#### Given task
Pull each line holding "Engine" out of the entries below.

#### Data to process
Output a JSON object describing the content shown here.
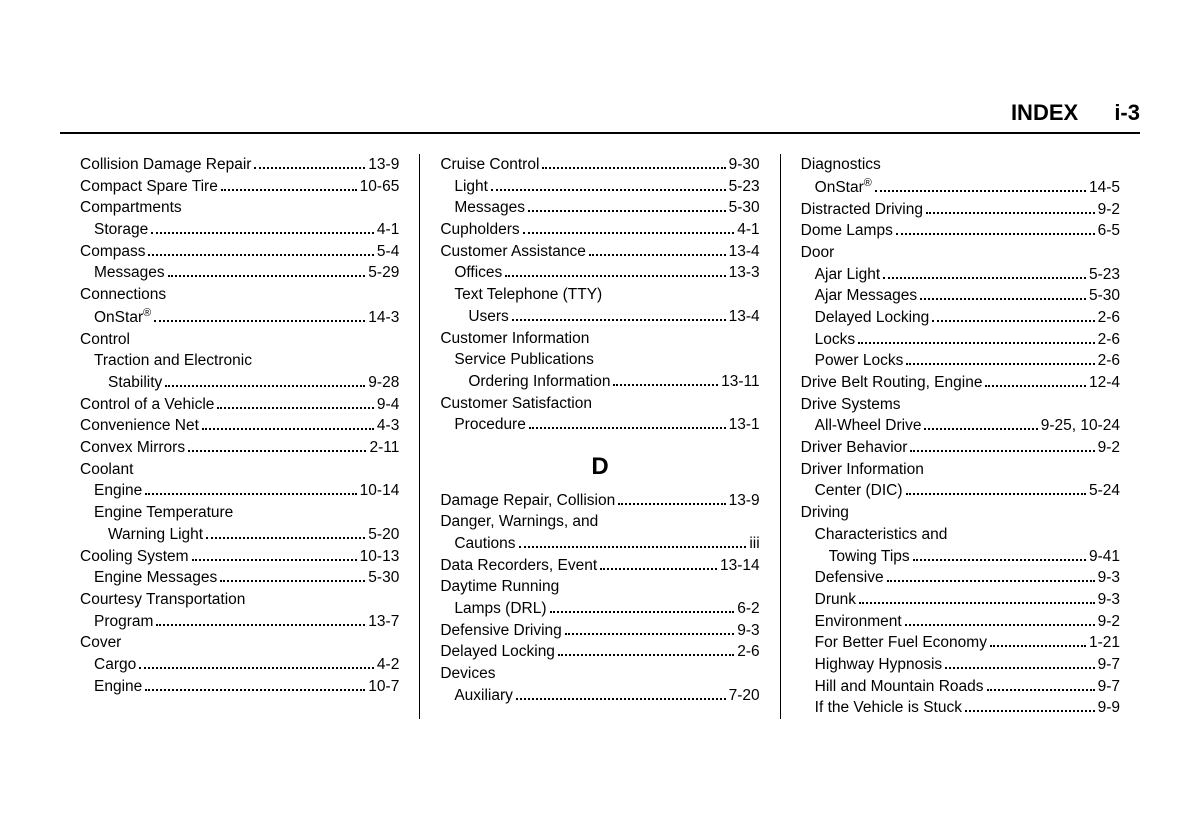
{
  "header": {
    "title": "INDEX",
    "pagenum": "i-3"
  },
  "columns": [
    {
      "entries": [
        {
          "label": "Collision Damage Repair",
          "page": "13-9",
          "indent": 0
        },
        {
          "label": "Compact Spare Tire",
          "page": "10-65",
          "indent": 0
        },
        {
          "label": "Compartments",
          "indent": 0
        },
        {
          "label": "Storage",
          "page": "4-1",
          "indent": 1
        },
        {
          "label": "Compass",
          "page": "5-4",
          "indent": 0
        },
        {
          "label": "Messages",
          "page": "5-29",
          "indent": 1
        },
        {
          "label": "Connections",
          "indent": 0
        },
        {
          "label": "OnStar",
          "sup": "®",
          "page": "14-3",
          "indent": 1
        },
        {
          "label": "Control",
          "indent": 0
        },
        {
          "label": "Traction and Electronic",
          "indent": 1
        },
        {
          "label": "Stability",
          "page": "9-28",
          "indent": 2
        },
        {
          "label": "Control of a Vehicle",
          "page": "9-4",
          "indent": 0
        },
        {
          "label": "Convenience Net",
          "page": "4-3",
          "indent": 0
        },
        {
          "label": "Convex Mirrors",
          "page": "2-11",
          "indent": 0
        },
        {
          "label": "Coolant",
          "indent": 0
        },
        {
          "label": "Engine",
          "page": "10-14",
          "indent": 1
        },
        {
          "label": "Engine Temperature",
          "indent": 1
        },
        {
          "label": "Warning Light",
          "page": "5-20",
          "indent": 2
        },
        {
          "label": "Cooling System",
          "page": "10-13",
          "indent": 0
        },
        {
          "label": "Engine Messages",
          "page": "5-30",
          "indent": 1
        },
        {
          "label": "Courtesy Transportation",
          "indent": 0
        },
        {
          "label": "Program",
          "page": "13-7",
          "indent": 1
        },
        {
          "label": "Cover",
          "indent": 0
        },
        {
          "label": "Cargo",
          "page": "4-2",
          "indent": 1
        },
        {
          "label": "Engine",
          "page": "10-7",
          "indent": 1
        }
      ]
    },
    {
      "entries": [
        {
          "label": "Cruise Control",
          "page": "9-30",
          "indent": 0
        },
        {
          "label": "Light",
          "page": "5-23",
          "indent": 1
        },
        {
          "label": "Messages",
          "page": "5-30",
          "indent": 1
        },
        {
          "label": "Cupholders",
          "page": "4-1",
          "indent": 0
        },
        {
          "label": "Customer Assistance",
          "page": "13-4",
          "indent": 0
        },
        {
          "label": "Offices",
          "page": "13-3",
          "indent": 1
        },
        {
          "label": "Text Telephone (TTY)",
          "indent": 1
        },
        {
          "label": "Users",
          "page": "13-4",
          "indent": 2
        },
        {
          "label": "Customer Information",
          "indent": 0
        },
        {
          "label": "Service Publications",
          "indent": 1
        },
        {
          "label": "Ordering Information",
          "page": "13-11",
          "indent": 2
        },
        {
          "label": "Customer Satisfaction",
          "indent": 0
        },
        {
          "label": "Procedure",
          "page": "13-1",
          "indent": 1
        },
        {
          "section": "D"
        },
        {
          "label": "Damage Repair, Collision",
          "page": "13-9",
          "indent": 0
        },
        {
          "label": "Danger, Warnings, and",
          "indent": 0
        },
        {
          "label": "Cautions",
          "page": "iii",
          "indent": 1
        },
        {
          "label": "Data Recorders, Event",
          "page": "13-14",
          "indent": 0
        },
        {
          "label": "Daytime Running",
          "indent": 0
        },
        {
          "label": "Lamps (DRL)",
          "page": "6-2",
          "indent": 1
        },
        {
          "label": "Defensive Driving",
          "page": "9-3",
          "indent": 0
        },
        {
          "label": "Delayed Locking",
          "page": "2-6",
          "indent": 0
        },
        {
          "label": "Devices",
          "indent": 0
        },
        {
          "label": "Auxiliary",
          "page": "7-20",
          "indent": 1
        }
      ]
    },
    {
      "entries": [
        {
          "label": "Diagnostics",
          "indent": 0
        },
        {
          "label": "OnStar",
          "sup": "®",
          "page": "14-5",
          "indent": 1
        },
        {
          "label": "Distracted Driving",
          "page": "9-2",
          "indent": 0
        },
        {
          "label": "Dome Lamps",
          "page": "6-5",
          "indent": 0
        },
        {
          "label": "Door",
          "indent": 0
        },
        {
          "label": "Ajar Light",
          "page": "5-23",
          "indent": 1
        },
        {
          "label": "Ajar Messages",
          "page": "5-30",
          "indent": 1
        },
        {
          "label": "Delayed Locking",
          "page": "2-6",
          "indent": 1
        },
        {
          "label": "Locks",
          "page": "2-6",
          "indent": 1
        },
        {
          "label": "Power Locks",
          "page": "2-6",
          "indent": 1
        },
        {
          "label": "Drive Belt Routing, Engine",
          "page": "12-4",
          "indent": 0
        },
        {
          "label": "Drive Systems",
          "indent": 0
        },
        {
          "label": "All-Wheel Drive",
          "page": "9-25, 10-24",
          "indent": 1
        },
        {
          "label": "Driver Behavior",
          "page": "9-2",
          "indent": 0
        },
        {
          "label": "Driver Information",
          "indent": 0
        },
        {
          "label": "Center (DIC)",
          "page": "5-24",
          "indent": 1
        },
        {
          "label": "Driving",
          "indent": 0
        },
        {
          "label": "Characteristics and",
          "indent": 1
        },
        {
          "label": "Towing Tips",
          "page": "9-41",
          "indent": 2
        },
        {
          "label": "Defensive",
          "page": "9-3",
          "indent": 1
        },
        {
          "label": "Drunk",
          "page": "9-3",
          "indent": 1
        },
        {
          "label": "Environment",
          "page": "9-2",
          "indent": 1
        },
        {
          "label": "For Better Fuel Economy",
          "page": "1-21",
          "indent": 1
        },
        {
          "label": "Highway Hypnosis",
          "page": "9-7",
          "indent": 1
        },
        {
          "label": "Hill and Mountain Roads",
          "page": "9-7",
          "indent": 1
        },
        {
          "label": "If the Vehicle is Stuck",
          "page": "9-9",
          "indent": 1
        }
      ]
    }
  ]
}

#### Response
          "label": "Engine",
          "label": "Engine Temperature",
          "label": "Engine Messages",
          "label": "Engine",
          "label": "Drive Belt Routing, Engine",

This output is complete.